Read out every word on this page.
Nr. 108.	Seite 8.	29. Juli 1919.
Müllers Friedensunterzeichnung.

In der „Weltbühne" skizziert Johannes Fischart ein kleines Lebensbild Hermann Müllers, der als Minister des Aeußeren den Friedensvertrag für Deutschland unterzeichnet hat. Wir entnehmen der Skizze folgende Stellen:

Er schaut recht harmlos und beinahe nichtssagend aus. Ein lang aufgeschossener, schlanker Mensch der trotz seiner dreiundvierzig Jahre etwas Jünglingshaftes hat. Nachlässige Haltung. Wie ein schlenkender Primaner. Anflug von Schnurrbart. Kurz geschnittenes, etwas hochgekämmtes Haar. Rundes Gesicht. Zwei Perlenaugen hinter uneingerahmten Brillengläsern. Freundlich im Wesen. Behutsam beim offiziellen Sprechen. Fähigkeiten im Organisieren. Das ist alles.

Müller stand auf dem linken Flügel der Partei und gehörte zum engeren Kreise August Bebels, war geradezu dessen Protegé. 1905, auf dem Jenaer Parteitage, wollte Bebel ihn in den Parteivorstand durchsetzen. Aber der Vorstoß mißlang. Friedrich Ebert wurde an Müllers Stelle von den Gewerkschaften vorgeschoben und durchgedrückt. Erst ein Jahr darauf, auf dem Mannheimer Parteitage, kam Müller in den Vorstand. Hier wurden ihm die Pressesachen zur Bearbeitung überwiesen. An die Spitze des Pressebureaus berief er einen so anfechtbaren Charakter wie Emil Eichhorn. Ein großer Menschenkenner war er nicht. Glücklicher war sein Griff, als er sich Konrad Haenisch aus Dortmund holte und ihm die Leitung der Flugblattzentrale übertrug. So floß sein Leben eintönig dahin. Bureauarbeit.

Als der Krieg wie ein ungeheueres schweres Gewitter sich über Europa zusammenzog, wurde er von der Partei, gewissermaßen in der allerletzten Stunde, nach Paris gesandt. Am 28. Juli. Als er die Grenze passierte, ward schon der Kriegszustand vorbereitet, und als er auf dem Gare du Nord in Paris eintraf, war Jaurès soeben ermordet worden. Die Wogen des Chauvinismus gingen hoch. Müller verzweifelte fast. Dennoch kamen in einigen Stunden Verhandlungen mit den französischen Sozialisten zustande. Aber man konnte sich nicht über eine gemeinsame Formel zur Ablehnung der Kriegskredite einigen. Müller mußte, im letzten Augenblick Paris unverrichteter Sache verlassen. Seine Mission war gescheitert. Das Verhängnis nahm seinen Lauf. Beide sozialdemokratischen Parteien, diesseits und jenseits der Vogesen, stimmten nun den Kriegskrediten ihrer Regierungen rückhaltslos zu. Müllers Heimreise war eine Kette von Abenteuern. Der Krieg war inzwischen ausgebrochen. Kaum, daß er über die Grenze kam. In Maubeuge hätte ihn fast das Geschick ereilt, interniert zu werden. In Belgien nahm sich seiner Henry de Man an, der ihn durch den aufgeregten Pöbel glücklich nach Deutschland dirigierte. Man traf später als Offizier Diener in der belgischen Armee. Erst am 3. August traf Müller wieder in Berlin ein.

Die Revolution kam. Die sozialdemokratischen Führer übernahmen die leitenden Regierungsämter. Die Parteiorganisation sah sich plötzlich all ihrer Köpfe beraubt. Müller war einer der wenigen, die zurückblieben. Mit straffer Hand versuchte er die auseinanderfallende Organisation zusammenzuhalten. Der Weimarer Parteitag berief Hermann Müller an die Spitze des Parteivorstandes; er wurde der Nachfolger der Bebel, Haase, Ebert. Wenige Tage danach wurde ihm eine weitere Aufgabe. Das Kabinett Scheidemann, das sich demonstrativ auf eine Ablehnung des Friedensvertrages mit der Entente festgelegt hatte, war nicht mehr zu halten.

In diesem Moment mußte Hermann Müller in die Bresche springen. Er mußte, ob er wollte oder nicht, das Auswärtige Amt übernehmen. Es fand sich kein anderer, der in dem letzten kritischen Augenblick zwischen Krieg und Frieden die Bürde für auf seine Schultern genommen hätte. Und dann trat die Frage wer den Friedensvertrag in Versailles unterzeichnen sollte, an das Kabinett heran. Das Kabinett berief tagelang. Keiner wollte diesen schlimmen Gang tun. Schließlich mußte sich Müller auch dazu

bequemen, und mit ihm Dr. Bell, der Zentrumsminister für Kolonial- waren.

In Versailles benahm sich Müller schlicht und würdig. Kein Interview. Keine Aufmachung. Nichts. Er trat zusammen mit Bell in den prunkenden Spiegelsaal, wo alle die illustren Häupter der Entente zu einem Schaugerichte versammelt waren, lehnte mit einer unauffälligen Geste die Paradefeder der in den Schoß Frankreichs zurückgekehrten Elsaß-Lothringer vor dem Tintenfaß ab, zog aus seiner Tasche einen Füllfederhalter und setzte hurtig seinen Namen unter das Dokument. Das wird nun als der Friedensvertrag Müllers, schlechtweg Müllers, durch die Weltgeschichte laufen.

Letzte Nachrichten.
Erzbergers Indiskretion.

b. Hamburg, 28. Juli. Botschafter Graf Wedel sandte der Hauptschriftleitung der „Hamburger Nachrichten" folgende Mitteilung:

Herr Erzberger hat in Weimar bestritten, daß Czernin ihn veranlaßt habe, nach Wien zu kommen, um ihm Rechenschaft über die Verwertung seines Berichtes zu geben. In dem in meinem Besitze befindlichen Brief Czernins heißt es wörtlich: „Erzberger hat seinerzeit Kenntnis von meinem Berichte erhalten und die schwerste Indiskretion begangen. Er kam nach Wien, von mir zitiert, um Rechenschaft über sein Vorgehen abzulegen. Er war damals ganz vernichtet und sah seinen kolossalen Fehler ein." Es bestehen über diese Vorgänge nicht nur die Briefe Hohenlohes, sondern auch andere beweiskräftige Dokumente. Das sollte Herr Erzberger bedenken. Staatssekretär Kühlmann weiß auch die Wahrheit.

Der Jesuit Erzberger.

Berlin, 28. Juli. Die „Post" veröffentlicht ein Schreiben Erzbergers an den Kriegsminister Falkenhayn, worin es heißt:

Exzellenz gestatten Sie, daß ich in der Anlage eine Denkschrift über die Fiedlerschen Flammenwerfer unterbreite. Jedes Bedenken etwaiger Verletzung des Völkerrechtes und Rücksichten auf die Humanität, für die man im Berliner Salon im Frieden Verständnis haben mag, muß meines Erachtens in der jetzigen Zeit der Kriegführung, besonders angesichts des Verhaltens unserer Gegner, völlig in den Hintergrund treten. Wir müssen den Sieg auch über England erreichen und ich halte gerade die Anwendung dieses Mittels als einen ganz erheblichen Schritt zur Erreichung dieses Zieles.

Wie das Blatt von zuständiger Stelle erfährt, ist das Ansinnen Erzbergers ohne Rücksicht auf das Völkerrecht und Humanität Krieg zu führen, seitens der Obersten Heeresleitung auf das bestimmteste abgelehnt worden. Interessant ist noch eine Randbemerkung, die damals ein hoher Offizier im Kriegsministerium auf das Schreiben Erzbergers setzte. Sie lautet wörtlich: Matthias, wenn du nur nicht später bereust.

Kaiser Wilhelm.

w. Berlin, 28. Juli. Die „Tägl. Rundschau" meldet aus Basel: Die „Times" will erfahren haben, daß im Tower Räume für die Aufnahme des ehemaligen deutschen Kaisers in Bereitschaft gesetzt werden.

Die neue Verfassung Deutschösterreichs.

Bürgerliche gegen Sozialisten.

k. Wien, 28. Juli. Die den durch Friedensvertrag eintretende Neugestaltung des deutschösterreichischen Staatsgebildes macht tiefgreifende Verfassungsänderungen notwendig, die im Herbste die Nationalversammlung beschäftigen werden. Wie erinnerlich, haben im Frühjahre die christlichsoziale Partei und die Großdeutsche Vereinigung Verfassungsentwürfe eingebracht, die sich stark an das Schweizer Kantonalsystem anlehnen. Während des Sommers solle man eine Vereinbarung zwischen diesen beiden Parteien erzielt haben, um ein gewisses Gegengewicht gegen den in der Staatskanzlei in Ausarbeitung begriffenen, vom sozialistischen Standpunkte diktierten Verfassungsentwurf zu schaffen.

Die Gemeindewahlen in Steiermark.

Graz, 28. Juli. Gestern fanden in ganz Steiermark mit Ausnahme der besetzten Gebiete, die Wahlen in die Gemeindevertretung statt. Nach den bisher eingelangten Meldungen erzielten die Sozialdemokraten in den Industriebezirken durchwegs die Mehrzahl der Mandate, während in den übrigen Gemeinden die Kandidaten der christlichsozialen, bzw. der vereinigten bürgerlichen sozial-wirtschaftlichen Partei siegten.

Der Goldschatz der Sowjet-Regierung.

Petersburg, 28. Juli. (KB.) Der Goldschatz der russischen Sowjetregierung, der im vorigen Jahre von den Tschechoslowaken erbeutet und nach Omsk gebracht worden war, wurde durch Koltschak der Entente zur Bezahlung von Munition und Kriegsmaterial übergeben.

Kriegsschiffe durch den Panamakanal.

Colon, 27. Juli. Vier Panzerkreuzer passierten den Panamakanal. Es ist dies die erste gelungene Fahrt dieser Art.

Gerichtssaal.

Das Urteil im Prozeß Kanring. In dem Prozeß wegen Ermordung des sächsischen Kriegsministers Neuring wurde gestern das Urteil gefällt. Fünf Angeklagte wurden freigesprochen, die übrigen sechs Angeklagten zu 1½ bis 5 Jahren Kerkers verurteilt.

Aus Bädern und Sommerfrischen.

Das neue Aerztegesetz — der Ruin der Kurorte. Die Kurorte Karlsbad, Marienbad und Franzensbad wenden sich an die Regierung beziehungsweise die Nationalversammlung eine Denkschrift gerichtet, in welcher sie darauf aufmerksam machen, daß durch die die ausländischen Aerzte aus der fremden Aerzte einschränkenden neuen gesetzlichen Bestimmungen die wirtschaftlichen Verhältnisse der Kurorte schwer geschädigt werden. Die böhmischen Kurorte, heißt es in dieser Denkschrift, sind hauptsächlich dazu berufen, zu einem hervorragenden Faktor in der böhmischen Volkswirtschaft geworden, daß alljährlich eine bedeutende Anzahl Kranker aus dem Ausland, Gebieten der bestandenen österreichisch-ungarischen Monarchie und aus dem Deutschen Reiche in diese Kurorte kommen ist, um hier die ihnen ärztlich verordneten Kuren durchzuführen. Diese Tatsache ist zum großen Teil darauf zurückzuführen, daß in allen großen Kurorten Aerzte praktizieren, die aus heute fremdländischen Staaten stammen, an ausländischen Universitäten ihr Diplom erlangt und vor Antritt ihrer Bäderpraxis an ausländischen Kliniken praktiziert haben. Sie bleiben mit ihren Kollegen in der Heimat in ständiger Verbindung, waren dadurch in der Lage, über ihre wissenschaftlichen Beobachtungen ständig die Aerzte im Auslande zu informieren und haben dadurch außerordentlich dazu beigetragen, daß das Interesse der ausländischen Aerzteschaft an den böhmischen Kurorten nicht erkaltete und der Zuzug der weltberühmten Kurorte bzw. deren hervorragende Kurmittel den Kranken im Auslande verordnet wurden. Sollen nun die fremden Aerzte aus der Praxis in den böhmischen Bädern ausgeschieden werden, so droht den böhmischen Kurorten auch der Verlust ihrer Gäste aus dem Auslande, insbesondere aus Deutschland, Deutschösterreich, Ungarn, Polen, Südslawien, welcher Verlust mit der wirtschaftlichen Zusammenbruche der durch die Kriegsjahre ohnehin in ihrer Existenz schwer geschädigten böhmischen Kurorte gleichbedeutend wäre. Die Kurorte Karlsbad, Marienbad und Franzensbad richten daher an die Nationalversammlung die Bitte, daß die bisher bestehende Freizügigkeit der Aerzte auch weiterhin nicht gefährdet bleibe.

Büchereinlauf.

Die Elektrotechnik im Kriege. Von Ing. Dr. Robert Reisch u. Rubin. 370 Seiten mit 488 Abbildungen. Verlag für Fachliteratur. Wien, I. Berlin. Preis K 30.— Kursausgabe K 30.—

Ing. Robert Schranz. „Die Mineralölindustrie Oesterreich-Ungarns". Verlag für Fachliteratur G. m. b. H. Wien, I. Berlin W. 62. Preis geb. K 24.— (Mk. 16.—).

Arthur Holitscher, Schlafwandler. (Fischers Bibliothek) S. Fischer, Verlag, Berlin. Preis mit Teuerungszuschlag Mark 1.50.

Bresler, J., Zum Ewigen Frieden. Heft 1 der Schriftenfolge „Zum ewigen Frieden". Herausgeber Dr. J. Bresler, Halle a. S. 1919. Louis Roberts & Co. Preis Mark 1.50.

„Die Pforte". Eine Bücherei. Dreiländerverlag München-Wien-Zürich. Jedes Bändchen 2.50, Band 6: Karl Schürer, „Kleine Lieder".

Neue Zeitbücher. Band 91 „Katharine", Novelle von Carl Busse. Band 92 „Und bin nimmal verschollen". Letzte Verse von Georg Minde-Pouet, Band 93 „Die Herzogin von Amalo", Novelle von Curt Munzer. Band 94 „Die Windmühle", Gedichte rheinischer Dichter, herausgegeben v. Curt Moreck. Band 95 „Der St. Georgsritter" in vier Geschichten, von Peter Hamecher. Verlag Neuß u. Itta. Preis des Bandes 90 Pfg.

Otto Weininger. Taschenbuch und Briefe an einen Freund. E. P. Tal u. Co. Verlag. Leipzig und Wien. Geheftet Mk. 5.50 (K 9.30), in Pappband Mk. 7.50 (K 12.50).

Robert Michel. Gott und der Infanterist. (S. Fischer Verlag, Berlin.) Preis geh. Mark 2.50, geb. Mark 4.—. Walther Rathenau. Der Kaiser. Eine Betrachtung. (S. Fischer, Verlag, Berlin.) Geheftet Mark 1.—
:::
__ABOUT THIS TASK__. Every line containing the word "Fischer" must be copied from the material above.

__EXERCISE RESPONSE__.
Arthur Holitscher, Schlafwandler. (Fischers Bibliothek) S. Fischer, Verlag, Berlin. Preis mit Teuerungszuschlag Mark 1.50.
Robert Michel. Gott und der Infanterist. (S. Fischer Verlag, Berlin.) Preis geh. Mark 2.50, geb. Mark 4.—. Walther Rathenau. Der Kaiser. Eine Betrachtung. (S. Fischer, Verlag, Berlin.) Geheftet Mark 1.—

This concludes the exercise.